PROBLEMS TO SOLVE
- 1) Quote the passage on the reliability of science word for word, everything from "In many cases, they" down to "being published. ….".
- 2) Answer these questions from the passage on the reliability of science:
(a) What percentage of the studies that originally reported positive results failed to show statistical significance on replication?
(b) What does the passage say peer review appears to be good at?
(c) Like a cargo cult, what has science descended into?
- 3) Carry on the passage on the reliability of science, starting after its final sentence.

In many cases, they had used original experimental materials, and sometimes even performed the experiments under the guidance of the original researchers. Of the studies that had originally reported positive results, an astonishing 65 percent failed to show statistical significance on replication, and many of the remainder showed greatly reduced effect sizes….

But, and there is no putting it nicely, deliberate fraud is far more widespread than the scientific establishment is generally willing to admit. …

If peer review is good at anything, it appears to be keeping unpopular ideas from being published. ….

What they do not mention is that once an entire field has been created—with careers, funding, appointments, and prestige all premised upon an experimental result which was utterly false due either to fraud or to plain bad luck—pointing this fact out is not likely to be very popular. …

But if raw results are so often false, the filtering mechanisms so ineffective, and the self-correcting mechanisms so compromised and slow, then science’s approach to truth may not even be monotonic. That is, past theories, now “refuted” by evidence and replaced with new approaches, may be closer to the truth than what we think now. Such regress has happened before…

Like a cargo cult, science has descended into mere “scientism”:

The Cult [of science] is related to the phenomenon described as “scientism”; both have a tendency to treat the body of scientific knowledge as a holy book or an a-religious revelation that offers simple and decisive resolutions to deep questions.

[Entries from a collection]
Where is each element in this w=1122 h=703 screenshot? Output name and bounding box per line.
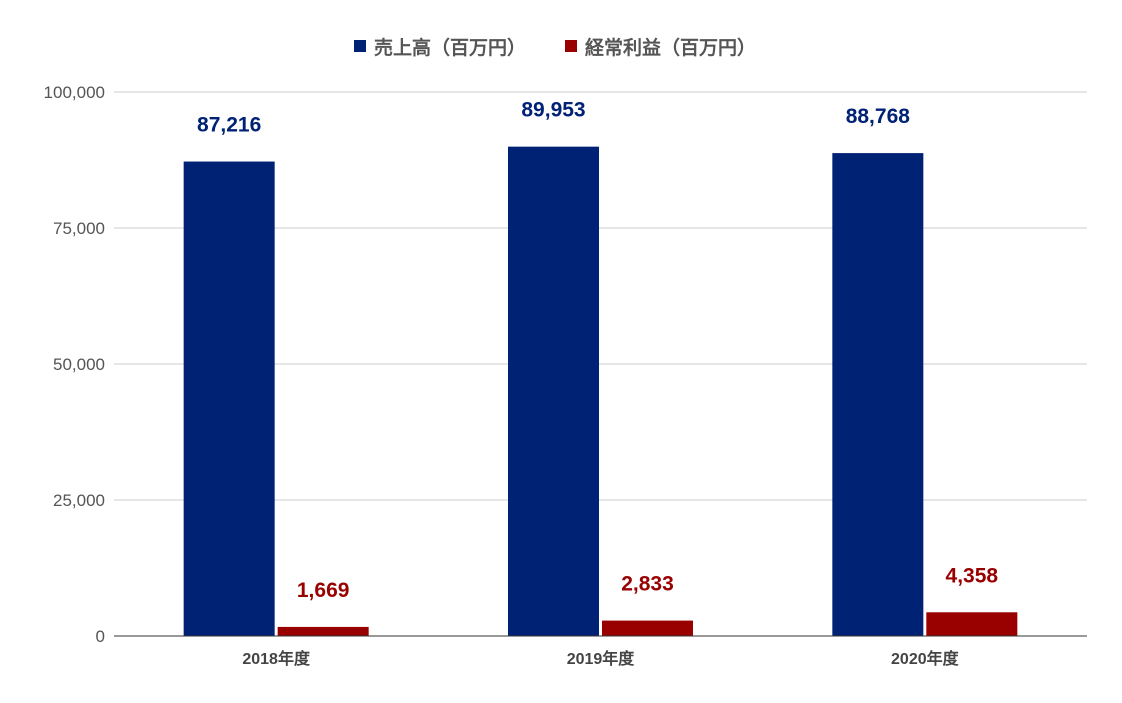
legend-label-sales: 売上高（百万円）	[374, 36, 526, 59]
y-tick-label: 50,000	[53, 355, 105, 374]
grid-lines	[114, 91, 1087, 501]
data-label: 4,358	[946, 564, 999, 587]
x-category-label: 2020年度	[891, 649, 960, 668]
legend-label-profit: 経常利益（百万円）	[585, 36, 756, 59]
data-label: 1,669	[297, 579, 350, 602]
legend: 売上高（百万円） 経常利益（百万円）	[354, 36, 756, 59]
y-tick-label: 100,000	[44, 83, 105, 102]
x-axis-categories: 2018年度 2019年度 2020年度	[242, 649, 959, 668]
legend-swatch-sales	[354, 40, 366, 52]
x-category-label: 2019年度	[567, 649, 636, 668]
bar	[926, 612, 1018, 636]
bar	[602, 620, 693, 636]
y-tick-label: 75,000	[53, 219, 105, 238]
data-label: 88,768	[846, 105, 911, 128]
y-axis-ticks: 0 25,000 50,000 75,000 100,000	[44, 83, 105, 646]
legend-swatch-profit	[565, 40, 577, 52]
data-label: 89,953	[521, 99, 585, 122]
y-tick-label: 25,000	[53, 491, 105, 510]
bar	[832, 153, 924, 636]
y-tick-label: 0	[96, 627, 105, 646]
data-label: 2,833	[621, 573, 674, 596]
bar	[183, 161, 275, 636]
data-label: 87,216	[197, 114, 261, 137]
bars	[183, 146, 1018, 636]
bar	[508, 146, 599, 636]
legend-item-profit: 経常利益（百万円）	[565, 36, 756, 59]
x-category-label: 2018年度	[242, 649, 311, 668]
legend-item-sales: 売上高（百万円）	[354, 36, 526, 59]
bar	[277, 626, 369, 636]
data-labels: 87,216 1,669 89,953 2,833 88,768 4,358	[197, 99, 998, 602]
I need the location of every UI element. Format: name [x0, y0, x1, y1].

OUTPUTS IN ORDER
- 1)
In many cases, they had used original experimental materials, and sometimes even performed the experiments under the guidance of the original researchers. Of the studies that had originally reported positive results, an astonishing 65 percent failed to show statistical significance on replication, and many of the remainder showed greatly reduced effect sizes….

But, and there is no putting it nicely, deliberate fraud is far more widespread than the scientific establishment is generally willing to admit. …

If peer review is good at anything, it appears to be keeping unpopular ideas from being published. ….

- 2)
(a) 65 percent
(b) Keeping unpopular ideas from being published
(c) Mere "scientism"

- 3)
But it adds to this a pinch of glib frivolity and a dash of unembarrassed ignorance. Its rhetorical tics include a forced enthusiasm (a search on Twitter for the hashtag “#sciencedancing” speaks volumes) and a penchant for profanity.

Here in Silicon Valley, one can scarcely go a day without seeing a t-shirt reading “Science: It works, b—es!” The hero of the recent popular movie The Martian boasts that he will “science the sh— out of” a situation. One of the largest groups on Facebook is titled “I f—ing love Science!” (a name which, combined with the group’s penchant for posting scarcely any actual scientific material but a lot of pictures of natural phenomena, has prompted more than one actual scientist of my acquaintance to mutter under her breath, “What you truly love is pictures”).

The bureaucratic model of science funding that took over after WWII is largely to blame. The people who succeed at getting funding are those good at applying for grants, rather than those who are good and honest at finding new and useful things about the universe. The funders do not have sufficient personal stake in the scientific or economic outcomes — science was better off under patrons, but high taxes have sucked that stone dry.